__Exercise directions__. Identify the lines that include the word "Menerapkan", then copy all of them.

__Provided data__.
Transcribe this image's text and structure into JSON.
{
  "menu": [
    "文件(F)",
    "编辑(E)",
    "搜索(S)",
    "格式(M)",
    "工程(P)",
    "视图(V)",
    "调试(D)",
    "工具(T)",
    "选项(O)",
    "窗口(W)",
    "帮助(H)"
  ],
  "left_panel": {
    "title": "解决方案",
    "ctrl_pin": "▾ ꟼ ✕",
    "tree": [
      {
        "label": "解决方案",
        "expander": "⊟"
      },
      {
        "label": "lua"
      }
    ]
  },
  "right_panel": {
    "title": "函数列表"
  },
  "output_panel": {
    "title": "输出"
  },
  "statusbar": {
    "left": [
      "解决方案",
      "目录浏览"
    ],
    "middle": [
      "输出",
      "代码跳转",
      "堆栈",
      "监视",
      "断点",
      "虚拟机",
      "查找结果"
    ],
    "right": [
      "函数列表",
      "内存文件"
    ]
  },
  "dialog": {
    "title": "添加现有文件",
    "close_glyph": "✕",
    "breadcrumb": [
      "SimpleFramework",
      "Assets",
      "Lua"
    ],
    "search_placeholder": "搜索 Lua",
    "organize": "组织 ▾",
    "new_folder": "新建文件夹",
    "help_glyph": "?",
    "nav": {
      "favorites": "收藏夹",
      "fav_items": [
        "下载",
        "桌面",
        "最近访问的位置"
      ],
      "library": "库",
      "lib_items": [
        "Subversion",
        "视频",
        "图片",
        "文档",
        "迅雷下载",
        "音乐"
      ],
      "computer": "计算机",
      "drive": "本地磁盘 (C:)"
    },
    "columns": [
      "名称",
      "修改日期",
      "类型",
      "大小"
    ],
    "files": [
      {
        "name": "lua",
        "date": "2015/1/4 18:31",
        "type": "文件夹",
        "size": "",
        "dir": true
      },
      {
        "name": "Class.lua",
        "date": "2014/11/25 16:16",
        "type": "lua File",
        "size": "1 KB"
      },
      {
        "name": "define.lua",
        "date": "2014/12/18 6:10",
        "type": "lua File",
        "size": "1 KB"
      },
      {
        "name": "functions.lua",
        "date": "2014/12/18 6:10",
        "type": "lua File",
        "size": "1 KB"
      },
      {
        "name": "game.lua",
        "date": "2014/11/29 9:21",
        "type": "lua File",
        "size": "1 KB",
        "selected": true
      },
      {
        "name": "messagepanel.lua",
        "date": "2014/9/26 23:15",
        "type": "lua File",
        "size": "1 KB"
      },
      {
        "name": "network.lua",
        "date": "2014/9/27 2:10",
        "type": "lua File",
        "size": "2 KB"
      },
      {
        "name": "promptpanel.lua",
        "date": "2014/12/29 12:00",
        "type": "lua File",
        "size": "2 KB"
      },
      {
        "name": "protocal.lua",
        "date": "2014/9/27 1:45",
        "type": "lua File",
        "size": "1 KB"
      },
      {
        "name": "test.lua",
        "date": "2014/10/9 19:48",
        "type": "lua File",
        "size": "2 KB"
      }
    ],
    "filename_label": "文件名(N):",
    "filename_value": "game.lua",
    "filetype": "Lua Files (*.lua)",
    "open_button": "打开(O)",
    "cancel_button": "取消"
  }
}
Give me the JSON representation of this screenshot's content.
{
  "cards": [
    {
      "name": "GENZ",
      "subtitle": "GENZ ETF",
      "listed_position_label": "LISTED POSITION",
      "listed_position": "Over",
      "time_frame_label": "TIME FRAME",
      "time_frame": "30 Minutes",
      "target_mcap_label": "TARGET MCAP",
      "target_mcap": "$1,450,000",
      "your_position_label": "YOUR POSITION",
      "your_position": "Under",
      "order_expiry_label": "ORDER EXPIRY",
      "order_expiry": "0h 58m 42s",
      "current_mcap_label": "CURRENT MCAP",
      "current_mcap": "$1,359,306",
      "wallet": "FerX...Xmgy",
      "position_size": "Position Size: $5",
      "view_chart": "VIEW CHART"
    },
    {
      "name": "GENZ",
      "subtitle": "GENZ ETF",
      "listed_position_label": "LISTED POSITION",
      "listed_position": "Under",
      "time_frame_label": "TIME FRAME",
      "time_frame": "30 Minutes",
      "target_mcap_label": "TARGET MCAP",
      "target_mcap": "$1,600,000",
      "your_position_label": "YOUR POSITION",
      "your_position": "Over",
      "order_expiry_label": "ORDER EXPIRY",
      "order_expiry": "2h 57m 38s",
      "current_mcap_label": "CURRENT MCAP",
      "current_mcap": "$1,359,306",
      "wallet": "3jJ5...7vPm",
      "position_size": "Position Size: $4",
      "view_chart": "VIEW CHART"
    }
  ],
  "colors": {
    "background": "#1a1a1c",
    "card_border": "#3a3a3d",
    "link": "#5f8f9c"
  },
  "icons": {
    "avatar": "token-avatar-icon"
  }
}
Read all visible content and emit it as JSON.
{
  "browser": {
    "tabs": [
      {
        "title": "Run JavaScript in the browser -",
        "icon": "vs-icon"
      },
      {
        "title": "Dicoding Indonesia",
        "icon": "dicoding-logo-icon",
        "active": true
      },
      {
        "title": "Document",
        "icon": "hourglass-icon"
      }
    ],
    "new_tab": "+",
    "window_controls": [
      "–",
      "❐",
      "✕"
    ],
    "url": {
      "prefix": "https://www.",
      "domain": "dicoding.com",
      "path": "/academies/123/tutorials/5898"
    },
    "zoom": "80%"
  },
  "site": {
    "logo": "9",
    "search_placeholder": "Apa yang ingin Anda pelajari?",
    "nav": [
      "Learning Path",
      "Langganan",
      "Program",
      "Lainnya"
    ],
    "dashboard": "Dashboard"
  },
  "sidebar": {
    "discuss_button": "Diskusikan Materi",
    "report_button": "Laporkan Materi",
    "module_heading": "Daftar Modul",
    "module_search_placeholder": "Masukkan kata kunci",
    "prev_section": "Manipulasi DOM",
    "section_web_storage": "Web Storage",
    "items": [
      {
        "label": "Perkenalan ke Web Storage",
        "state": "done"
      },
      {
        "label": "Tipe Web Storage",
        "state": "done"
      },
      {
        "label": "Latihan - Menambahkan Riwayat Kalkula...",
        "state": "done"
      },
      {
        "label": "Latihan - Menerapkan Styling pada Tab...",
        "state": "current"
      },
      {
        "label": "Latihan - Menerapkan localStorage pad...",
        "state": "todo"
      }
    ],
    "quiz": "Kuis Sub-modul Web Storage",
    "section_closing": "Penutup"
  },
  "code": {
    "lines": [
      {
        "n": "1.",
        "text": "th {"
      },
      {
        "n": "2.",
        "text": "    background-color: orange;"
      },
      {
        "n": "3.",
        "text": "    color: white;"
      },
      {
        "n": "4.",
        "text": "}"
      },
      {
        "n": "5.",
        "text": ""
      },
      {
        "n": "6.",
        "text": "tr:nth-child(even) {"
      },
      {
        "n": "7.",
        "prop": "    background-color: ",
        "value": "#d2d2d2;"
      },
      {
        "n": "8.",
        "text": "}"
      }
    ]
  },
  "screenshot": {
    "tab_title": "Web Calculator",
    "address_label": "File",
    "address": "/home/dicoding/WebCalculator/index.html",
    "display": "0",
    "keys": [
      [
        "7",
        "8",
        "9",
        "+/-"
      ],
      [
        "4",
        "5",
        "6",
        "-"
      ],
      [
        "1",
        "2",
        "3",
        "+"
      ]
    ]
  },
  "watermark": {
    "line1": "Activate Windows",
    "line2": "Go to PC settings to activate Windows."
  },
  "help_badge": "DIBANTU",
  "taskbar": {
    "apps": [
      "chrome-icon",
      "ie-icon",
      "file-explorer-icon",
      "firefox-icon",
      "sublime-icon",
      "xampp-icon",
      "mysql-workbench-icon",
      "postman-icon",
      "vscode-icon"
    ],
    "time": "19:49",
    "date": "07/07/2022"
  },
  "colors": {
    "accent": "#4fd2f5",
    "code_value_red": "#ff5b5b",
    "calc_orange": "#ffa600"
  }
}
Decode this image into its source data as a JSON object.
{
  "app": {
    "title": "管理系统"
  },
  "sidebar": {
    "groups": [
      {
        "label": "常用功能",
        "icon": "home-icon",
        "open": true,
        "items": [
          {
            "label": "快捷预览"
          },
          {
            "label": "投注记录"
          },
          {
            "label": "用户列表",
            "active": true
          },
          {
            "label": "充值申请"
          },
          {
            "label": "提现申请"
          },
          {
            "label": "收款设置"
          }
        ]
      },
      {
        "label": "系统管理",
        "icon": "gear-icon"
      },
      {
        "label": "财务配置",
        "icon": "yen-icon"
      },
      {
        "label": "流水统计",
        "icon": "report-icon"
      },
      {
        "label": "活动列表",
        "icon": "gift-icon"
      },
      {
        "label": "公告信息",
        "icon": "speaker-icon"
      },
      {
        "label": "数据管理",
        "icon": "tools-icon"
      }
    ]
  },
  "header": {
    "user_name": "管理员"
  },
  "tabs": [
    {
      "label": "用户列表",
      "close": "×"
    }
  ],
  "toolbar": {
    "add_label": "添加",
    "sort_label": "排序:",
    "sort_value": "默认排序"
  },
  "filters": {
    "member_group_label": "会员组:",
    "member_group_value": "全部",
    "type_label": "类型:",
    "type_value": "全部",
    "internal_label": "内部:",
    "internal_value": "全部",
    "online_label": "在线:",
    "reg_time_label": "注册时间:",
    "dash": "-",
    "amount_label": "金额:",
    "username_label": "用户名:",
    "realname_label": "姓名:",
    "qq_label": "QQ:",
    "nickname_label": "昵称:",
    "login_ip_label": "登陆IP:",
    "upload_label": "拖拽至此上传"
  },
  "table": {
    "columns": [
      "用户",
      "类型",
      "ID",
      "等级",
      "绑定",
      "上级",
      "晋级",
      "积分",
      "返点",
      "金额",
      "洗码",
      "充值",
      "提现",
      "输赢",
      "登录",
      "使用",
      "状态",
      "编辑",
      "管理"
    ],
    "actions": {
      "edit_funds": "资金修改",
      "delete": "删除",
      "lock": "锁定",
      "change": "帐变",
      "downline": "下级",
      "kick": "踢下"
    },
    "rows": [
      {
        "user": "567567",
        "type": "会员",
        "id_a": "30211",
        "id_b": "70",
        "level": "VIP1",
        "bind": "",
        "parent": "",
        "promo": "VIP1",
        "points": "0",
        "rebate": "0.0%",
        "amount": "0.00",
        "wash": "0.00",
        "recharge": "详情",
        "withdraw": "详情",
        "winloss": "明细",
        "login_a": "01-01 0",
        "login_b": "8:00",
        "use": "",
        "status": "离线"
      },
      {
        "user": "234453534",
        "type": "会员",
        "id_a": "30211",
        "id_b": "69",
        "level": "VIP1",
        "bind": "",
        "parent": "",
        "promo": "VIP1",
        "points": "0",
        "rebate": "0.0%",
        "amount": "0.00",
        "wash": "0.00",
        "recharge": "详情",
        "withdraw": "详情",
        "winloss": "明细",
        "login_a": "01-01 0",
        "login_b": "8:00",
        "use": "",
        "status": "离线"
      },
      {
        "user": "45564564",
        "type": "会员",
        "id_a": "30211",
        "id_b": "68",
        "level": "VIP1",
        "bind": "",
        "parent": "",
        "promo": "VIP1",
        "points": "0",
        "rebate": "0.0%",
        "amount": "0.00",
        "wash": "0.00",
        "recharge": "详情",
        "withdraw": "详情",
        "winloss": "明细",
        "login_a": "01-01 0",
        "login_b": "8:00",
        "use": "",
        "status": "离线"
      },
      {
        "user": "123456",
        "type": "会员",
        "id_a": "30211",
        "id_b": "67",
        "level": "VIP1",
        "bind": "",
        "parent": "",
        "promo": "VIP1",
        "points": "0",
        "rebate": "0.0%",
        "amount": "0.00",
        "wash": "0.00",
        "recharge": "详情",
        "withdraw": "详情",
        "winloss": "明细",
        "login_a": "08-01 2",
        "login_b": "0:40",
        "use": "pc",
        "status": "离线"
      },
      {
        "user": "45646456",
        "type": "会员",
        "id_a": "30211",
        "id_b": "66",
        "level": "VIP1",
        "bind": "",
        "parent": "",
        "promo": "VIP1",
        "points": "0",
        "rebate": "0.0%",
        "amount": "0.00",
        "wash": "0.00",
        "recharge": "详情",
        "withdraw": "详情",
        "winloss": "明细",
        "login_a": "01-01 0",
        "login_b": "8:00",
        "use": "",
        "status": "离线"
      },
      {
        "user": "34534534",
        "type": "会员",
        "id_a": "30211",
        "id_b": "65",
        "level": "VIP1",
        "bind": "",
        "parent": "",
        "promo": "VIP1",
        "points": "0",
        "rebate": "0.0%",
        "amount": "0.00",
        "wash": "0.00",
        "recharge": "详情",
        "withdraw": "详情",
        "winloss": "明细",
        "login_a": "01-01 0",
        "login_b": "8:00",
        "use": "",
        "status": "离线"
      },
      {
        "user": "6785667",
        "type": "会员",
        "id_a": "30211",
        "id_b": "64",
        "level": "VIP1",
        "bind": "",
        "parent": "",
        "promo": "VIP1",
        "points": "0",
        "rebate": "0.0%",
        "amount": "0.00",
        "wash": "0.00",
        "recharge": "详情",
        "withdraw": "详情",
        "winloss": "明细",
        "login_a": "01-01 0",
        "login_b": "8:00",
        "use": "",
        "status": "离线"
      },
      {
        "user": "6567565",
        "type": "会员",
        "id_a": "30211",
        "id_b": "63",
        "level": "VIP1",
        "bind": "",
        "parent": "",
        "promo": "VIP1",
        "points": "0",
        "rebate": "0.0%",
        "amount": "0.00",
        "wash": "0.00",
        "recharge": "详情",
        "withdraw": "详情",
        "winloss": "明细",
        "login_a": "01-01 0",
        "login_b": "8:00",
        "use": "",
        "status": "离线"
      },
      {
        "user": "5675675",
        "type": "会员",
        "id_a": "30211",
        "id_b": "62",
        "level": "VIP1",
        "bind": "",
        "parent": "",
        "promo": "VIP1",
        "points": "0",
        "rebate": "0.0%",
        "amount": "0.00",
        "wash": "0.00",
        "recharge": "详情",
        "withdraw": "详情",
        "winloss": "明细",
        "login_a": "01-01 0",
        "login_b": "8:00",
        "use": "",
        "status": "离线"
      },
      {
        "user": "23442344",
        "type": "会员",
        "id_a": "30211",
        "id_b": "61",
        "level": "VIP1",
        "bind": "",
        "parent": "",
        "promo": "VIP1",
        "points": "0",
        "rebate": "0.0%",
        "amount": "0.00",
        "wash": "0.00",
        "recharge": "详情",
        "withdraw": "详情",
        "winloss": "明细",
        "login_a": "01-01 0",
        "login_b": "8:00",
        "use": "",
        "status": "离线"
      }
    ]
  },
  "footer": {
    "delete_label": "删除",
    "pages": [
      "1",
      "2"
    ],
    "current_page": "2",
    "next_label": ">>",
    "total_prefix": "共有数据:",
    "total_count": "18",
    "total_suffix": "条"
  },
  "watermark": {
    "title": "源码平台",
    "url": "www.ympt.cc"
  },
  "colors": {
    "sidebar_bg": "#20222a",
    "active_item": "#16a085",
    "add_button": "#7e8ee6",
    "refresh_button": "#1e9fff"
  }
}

__The output__.
        "label": "Latihan - Menerapkan Styling pada Tab...",
        "label": "Latihan - Menerapkan localStorage pad...",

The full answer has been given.